Data records

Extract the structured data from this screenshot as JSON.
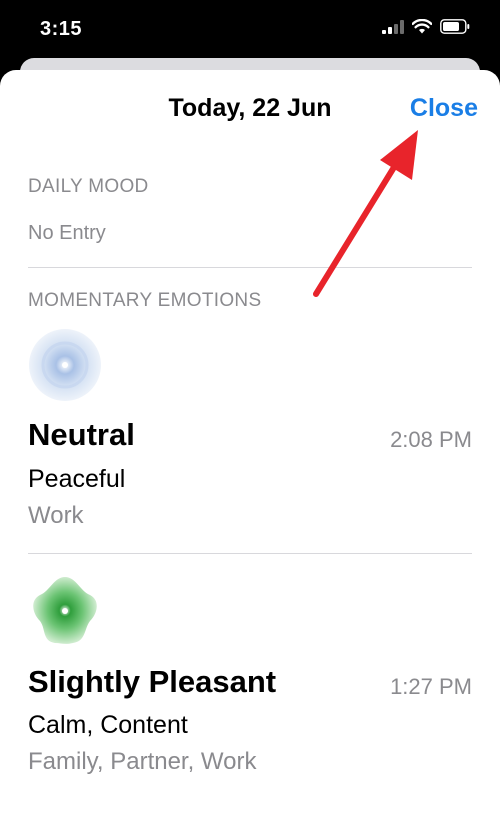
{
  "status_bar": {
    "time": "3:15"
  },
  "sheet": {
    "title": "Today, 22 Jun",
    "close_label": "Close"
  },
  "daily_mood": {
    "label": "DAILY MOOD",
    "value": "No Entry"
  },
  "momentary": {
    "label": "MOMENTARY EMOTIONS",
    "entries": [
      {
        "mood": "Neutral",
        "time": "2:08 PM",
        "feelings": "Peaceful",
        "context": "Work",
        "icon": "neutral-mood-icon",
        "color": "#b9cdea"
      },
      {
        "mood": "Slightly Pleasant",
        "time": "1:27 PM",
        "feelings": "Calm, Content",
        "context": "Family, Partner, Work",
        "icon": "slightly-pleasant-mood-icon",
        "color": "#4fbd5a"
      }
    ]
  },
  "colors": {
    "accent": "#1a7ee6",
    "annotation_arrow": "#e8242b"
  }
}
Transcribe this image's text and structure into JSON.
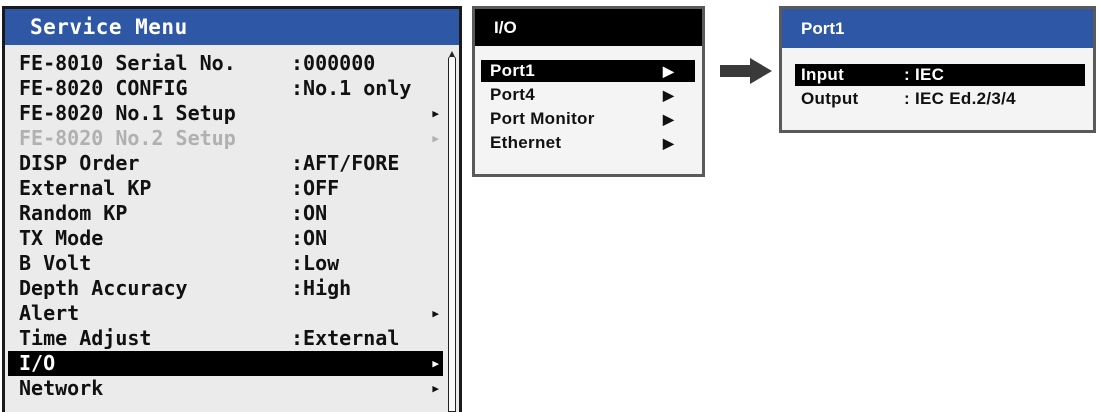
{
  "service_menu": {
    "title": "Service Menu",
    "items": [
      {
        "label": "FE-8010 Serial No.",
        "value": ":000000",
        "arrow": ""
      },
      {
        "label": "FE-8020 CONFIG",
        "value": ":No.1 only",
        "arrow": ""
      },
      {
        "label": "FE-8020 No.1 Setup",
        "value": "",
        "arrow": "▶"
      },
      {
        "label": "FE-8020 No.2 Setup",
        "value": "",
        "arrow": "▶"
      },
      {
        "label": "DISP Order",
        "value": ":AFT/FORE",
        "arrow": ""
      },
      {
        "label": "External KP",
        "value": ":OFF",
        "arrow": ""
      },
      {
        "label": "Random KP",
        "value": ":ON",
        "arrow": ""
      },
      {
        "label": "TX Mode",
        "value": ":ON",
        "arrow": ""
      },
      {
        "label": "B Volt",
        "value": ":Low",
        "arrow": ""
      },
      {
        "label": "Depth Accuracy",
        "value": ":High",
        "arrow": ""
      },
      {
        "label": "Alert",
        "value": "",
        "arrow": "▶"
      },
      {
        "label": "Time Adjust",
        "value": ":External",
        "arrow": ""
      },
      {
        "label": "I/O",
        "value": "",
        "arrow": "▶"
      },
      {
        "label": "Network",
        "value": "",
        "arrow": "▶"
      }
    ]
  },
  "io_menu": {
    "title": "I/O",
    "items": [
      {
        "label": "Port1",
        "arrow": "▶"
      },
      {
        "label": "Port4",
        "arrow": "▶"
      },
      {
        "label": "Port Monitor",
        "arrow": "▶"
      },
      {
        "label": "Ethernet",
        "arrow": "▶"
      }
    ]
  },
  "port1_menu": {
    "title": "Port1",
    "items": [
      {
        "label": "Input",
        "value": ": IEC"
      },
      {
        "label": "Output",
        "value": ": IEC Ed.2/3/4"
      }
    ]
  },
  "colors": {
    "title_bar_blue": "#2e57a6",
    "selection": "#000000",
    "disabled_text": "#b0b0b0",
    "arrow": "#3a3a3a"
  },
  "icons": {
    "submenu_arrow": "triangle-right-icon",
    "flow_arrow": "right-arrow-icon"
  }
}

> _What you are asked to do_
Without the pictures, write out every entry precisely as it appears.

> _Exercise solution_
Extract the structured data from this screenshot as JSON.
{
  "status_bar": {
    "time": "3:15"
  },
  "sheet": {
    "title": "Today, 22 Jun",
    "close_label": "Close"
  },
  "daily_mood": {
    "label": "DAILY MOOD",
    "value": "No Entry"
  },
  "momentary": {
    "label": "MOMENTARY EMOTIONS",
    "entries": [
      {
        "mood": "Neutral",
        "time": "2:08 PM",
        "feelings": "Peaceful",
        "context": "Work",
        "icon": "neutral-mood-icon",
        "color": "#b9cdea"
      },
      {
        "mood": "Slightly Pleasant",
        "time": "1:27 PM",
        "feelings": "Calm, Content",
        "context": "Family, Partner, Work",
        "icon": "slightly-pleasant-mood-icon",
        "color": "#4fbd5a"
      }
    ]
  },
  "colors": {
    "accent": "#1a7ee6",
    "annotation_arrow": "#e8242b"
  }
}
Transcribe this image's text and structure into JSON.
{
  "service_menu": {
    "title": "Service Menu",
    "items": [
      {
        "label": "FE-8010 Serial No.",
        "value": ":000000",
        "arrow": ""
      },
      {
        "label": "FE-8020 CONFIG",
        "value": ":No.1 only",
        "arrow": ""
      },
      {
        "label": "FE-8020 No.1 Setup",
        "value": "",
        "arrow": "▶"
      },
      {
        "label": "FE-8020 No.2 Setup",
        "value": "",
        "arrow": "▶"
      },
      {
        "label": "DISP Order",
        "value": ":AFT/FORE",
        "arrow": ""
      },
      {
        "label": "External KP",
        "value": ":OFF",
        "arrow": ""
      },
      {
        "label": "Random KP",
        "value": ":ON",
        "arrow": ""
      },
      {
        "label": "TX Mode",
        "value": ":ON",
        "arrow": ""
      },
      {
        "label": "B Volt",
        "value": ":Low",
        "arrow": ""
      },
      {
        "label": "Depth Accuracy",
        "value": ":High",
        "arrow": ""
      },
      {
        "label": "Alert",
        "value": "",
        "arrow": "▶"
      },
      {
        "label": "Time Adjust",
        "value": ":External",
        "arrow": ""
      },
      {
        "label": "I/O",
        "value": "",
        "arrow": "▶"
      },
      {
        "label": "Network",
        "value": "",
        "arrow": "▶"
      }
    ]
  },
  "io_menu": {
    "title": "I/O",
    "items": [
      {
        "label": "Port1",
        "arrow": "▶"
      },
      {
        "label": "Port4",
        "arrow": "▶"
      },
      {
        "label": "Port Monitor",
        "arrow": "▶"
      },
      {
        "label": "Ethernet",
        "arrow": "▶"
      }
    ]
  },
  "port1_menu": {
    "title": "Port1",
    "items": [
      {
        "label": "Input",
        "value": ": IEC"
      },
      {
        "label": "Output",
        "value": ": IEC Ed.2/3/4"
      }
    ]
  },
  "colors": {
    "title_bar_blue": "#2e57a6",
    "selection": "#000000",
    "disabled_text": "#b0b0b0",
    "arrow": "#3a3a3a"
  },
  "icons": {
    "submenu_arrow": "triangle-right-icon",
    "flow_arrow": "right-arrow-icon"
  }
}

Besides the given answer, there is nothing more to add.